### Records provided:
· · ·
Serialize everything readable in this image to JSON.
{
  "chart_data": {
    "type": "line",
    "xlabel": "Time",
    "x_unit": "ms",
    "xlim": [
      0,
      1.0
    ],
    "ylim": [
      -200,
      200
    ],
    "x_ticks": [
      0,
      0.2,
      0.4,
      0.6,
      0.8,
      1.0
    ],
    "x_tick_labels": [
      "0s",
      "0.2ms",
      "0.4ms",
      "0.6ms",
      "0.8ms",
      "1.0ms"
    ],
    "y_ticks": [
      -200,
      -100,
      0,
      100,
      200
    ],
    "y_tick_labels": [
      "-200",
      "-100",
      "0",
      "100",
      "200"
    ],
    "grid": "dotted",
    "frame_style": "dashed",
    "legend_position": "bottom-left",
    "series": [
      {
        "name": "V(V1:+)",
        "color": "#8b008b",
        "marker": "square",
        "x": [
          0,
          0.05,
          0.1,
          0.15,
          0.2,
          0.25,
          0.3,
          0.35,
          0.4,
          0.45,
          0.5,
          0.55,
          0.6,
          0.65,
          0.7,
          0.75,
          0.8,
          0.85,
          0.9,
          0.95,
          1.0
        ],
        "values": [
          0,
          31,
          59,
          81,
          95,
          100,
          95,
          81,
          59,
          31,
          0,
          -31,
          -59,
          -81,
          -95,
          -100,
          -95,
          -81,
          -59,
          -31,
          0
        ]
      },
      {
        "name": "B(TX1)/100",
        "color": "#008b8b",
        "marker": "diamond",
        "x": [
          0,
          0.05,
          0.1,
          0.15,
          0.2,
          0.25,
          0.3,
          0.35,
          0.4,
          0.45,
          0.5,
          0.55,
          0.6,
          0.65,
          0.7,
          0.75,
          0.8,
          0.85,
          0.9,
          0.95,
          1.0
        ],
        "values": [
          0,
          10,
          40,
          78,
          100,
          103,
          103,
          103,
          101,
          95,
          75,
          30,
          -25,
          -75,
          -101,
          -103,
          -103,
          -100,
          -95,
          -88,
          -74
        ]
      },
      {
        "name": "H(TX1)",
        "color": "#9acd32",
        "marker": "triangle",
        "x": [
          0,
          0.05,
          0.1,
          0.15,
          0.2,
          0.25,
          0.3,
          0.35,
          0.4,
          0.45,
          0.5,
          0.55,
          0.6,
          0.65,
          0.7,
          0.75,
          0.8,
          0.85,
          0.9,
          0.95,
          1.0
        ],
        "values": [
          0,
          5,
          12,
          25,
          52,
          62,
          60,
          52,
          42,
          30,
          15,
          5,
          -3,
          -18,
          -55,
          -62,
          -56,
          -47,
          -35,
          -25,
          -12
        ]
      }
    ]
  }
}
· · ·
### Task goal:
Copy all lines from the listing that contain "color".

### Result of the exercise:
        "color": "#8b008b",
        "color": "#008b8b",
        "color": "#9acd32",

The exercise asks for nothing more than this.